─── Data lines
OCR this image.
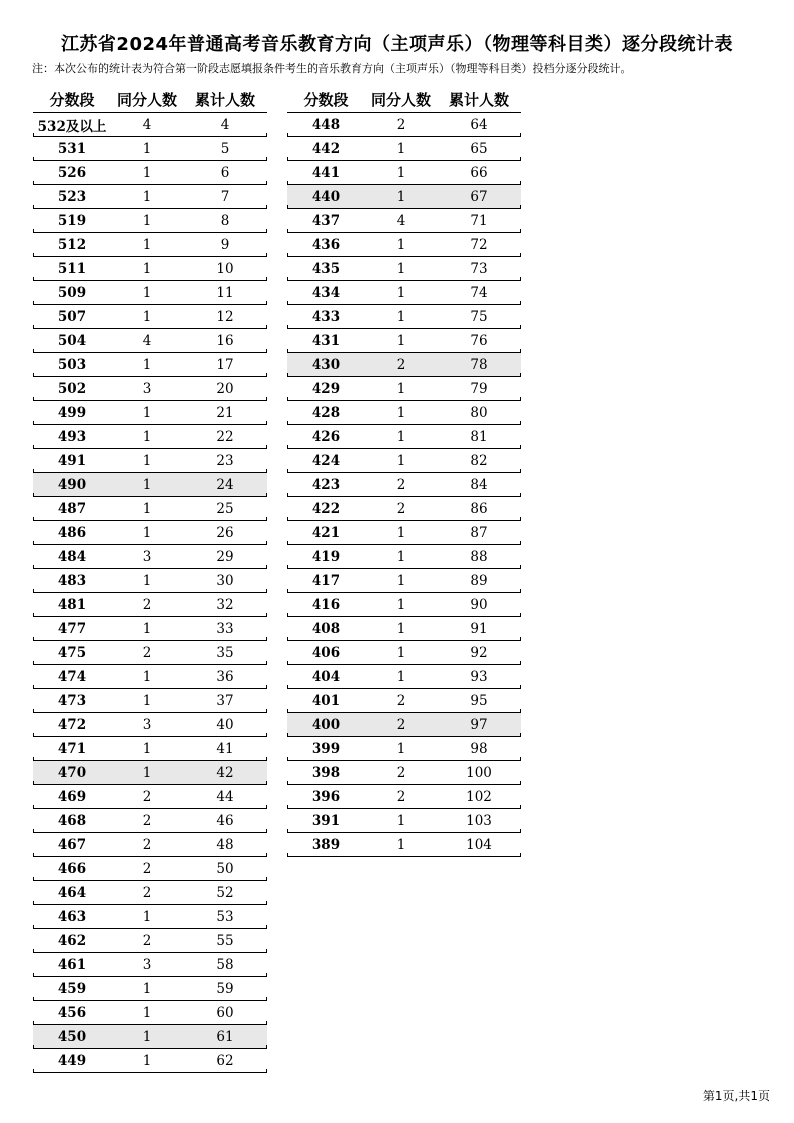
江苏省2024年普通高考音乐教育方向（主项声乐）（物理等科目类）逐分段统计表
注：本次公布的统计表为符合第一阶段志愿填报条件考生的音乐教育方向（主项声乐）（物理等科目类）投档分逐分段统计。
分数段	同分人数	累计人数
532及以上	4	4
531	1	5
526	1	6
523	1	7
519	1	8
512	1	9
511	1	10
509	1	11
507	1	12
504	4	16
503	1	17
502	3	20
499	1	21
493	1	22
491	1	23
490	1	24
487	1	25
486	1	26
484	3	29
483	1	30
481	2	32
477	1	33
475	2	35
474	1	36
473	1	37
472	3	40
471	1	41
470	1	42
469	2	44
468	2	46
467	2	48
466	2	50
464	2	52
463	1	53
462	2	55
461	3	58
459	1	59
456	1	60
450	1	61
449	1	62
分数段	同分人数	累计人数
448	2	64
442	1	65
441	1	66
440	1	67
437	4	71
436	1	72
435	1	73
434	1	74
433	1	75
431	1	76
430	2	78
429	1	79
428	1	80
426	1	81
424	1	82
423	2	84
422	2	86
421	1	87
419	1	88
417	1	89
416	1	90
408	1	91
406	1	92
404	1	93
401	2	95
400	2	97
399	1	98
398	2	100
396	2	102
391	1	103
389	1	104
第1页,共1页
──────
Every entry above should be duplicated exactly. Do not include the images.

OCR this image.
江苏省2024年普通高考音乐教育方向（主项声乐）（物理等科目类）逐分段统计表
注：本次公布的统计表为符合第一阶段志愿填报条件考生的音乐教育方向（主项声乐）（物理等科目类）投档分逐分段统计。
分数段	同分人数	累计人数
532及以上	4	4
531	1	5
526	1	6
523	1	7
519	1	8
512	1	9
511	1	10
509	1	11
507	1	12
504	4	16
503	1	17
502	3	20
499	1	21
493	1	22
491	1	23
490	1	24
487	1	25
486	1	26
484	3	29
483	1	30
481	2	32
477	1	33
475	2	35
474	1	36
473	1	37
472	3	40
471	1	41
470	1	42
469	2	44
468	2	46
467	2	48
466	2	50
464	2	52
463	1	53
462	2	55
461	3	58
459	1	59
456	1	60
450	1	61
449	1	62
分数段	同分人数	累计人数
448	2	64
442	1	65
441	1	66
440	1	67
437	4	71
436	1	72
435	1	73
434	1	74
433	1	75
431	1	76
430	2	78
429	1	79
428	1	80
426	1	81
424	1	82
423	2	84
422	2	86
421	1	87
419	1	88
417	1	89
416	1	90
408	1	91
406	1	92
404	1	93
401	2	95
400	2	97
399	1	98
398	2	100
396	2	102
391	1	103
389	1	104
第1页,共1页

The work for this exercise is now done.